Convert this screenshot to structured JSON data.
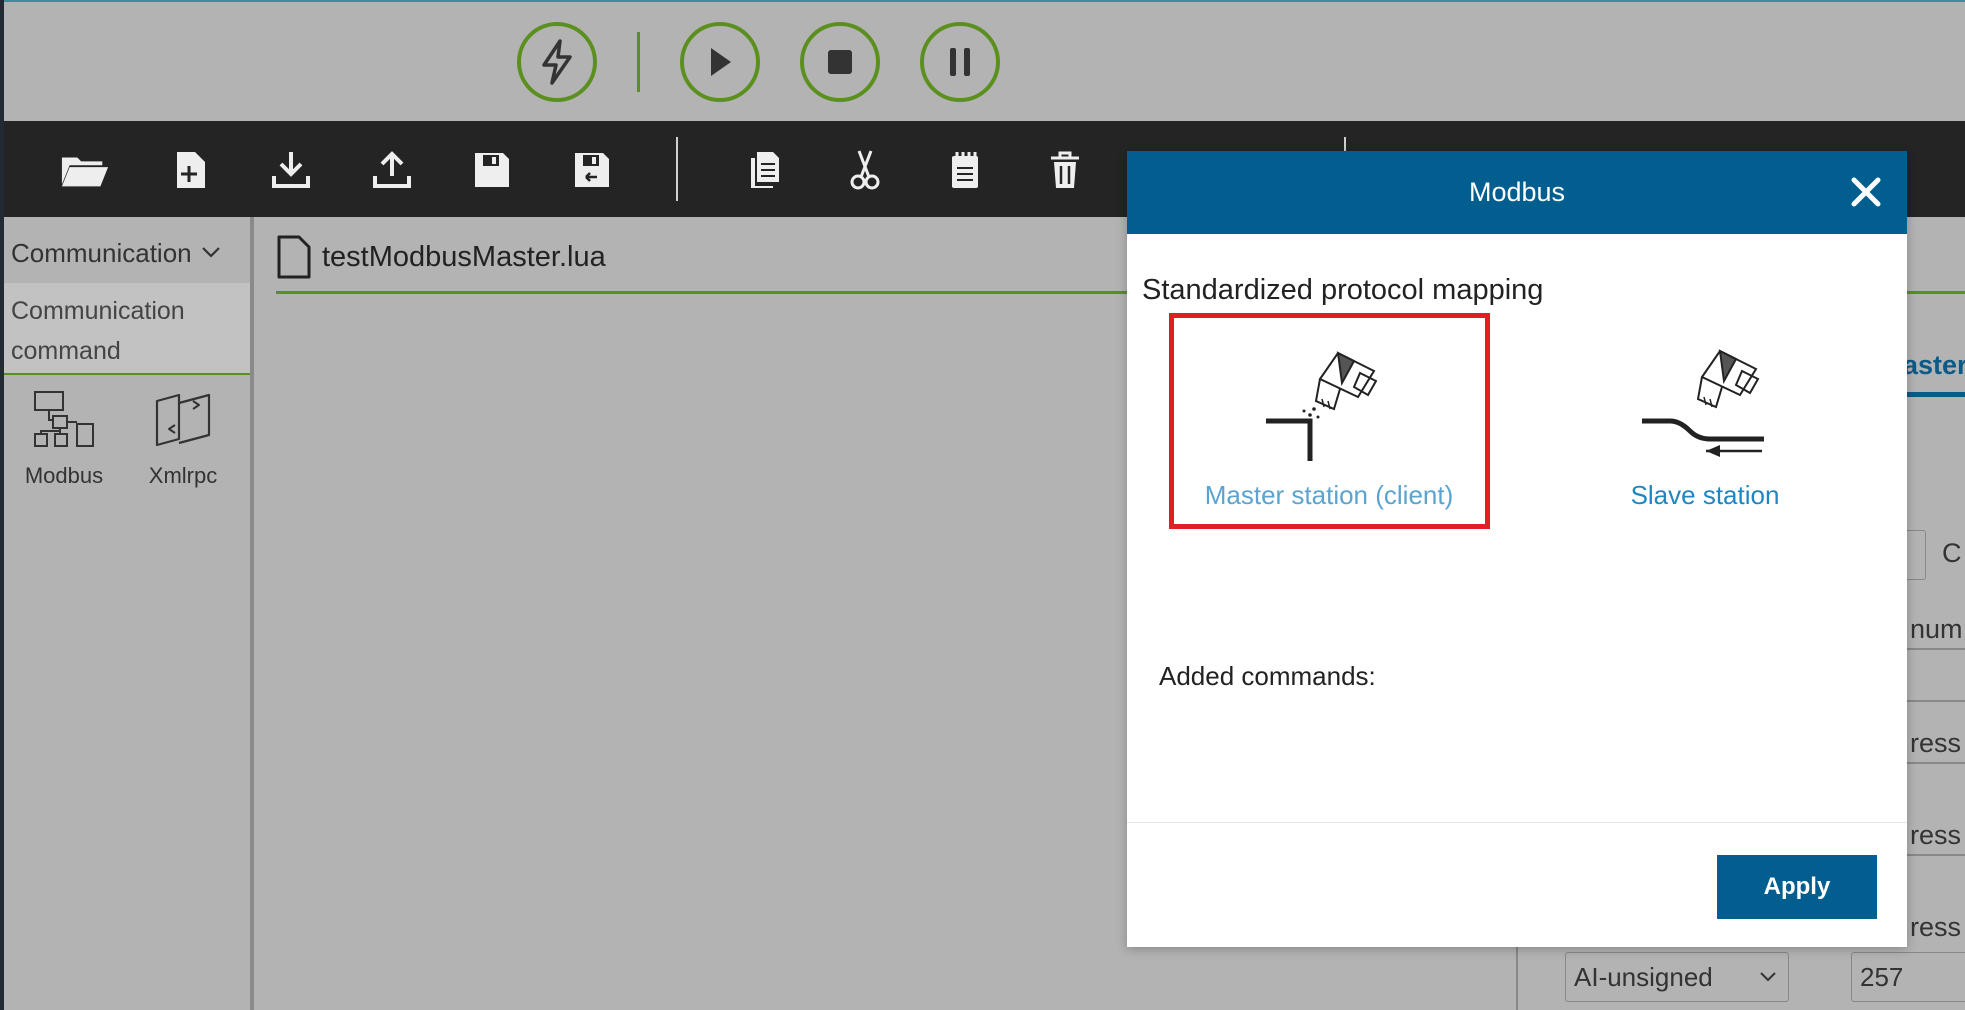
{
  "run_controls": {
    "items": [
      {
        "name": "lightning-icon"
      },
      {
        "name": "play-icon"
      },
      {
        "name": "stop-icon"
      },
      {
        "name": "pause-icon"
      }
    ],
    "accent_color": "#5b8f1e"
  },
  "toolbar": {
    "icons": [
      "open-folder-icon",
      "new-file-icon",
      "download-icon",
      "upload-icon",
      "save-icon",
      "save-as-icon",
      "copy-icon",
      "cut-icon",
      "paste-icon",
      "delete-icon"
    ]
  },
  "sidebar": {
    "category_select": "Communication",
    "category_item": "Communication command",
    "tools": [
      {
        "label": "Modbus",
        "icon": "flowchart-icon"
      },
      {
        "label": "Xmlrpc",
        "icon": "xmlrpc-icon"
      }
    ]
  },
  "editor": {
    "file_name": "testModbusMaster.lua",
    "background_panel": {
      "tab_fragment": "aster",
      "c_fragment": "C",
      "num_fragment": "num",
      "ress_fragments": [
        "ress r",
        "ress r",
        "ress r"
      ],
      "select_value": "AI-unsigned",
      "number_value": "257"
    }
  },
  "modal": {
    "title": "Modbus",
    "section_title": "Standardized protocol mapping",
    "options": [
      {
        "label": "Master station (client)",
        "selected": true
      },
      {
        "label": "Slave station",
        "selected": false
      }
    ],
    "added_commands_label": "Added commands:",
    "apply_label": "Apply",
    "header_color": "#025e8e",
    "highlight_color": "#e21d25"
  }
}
——
▶ What is required
Find every line in the records above that contains the word "station", and copy each one.

▶ Output of the task
        "label": "Master station (client)",
        "label": "Slave station",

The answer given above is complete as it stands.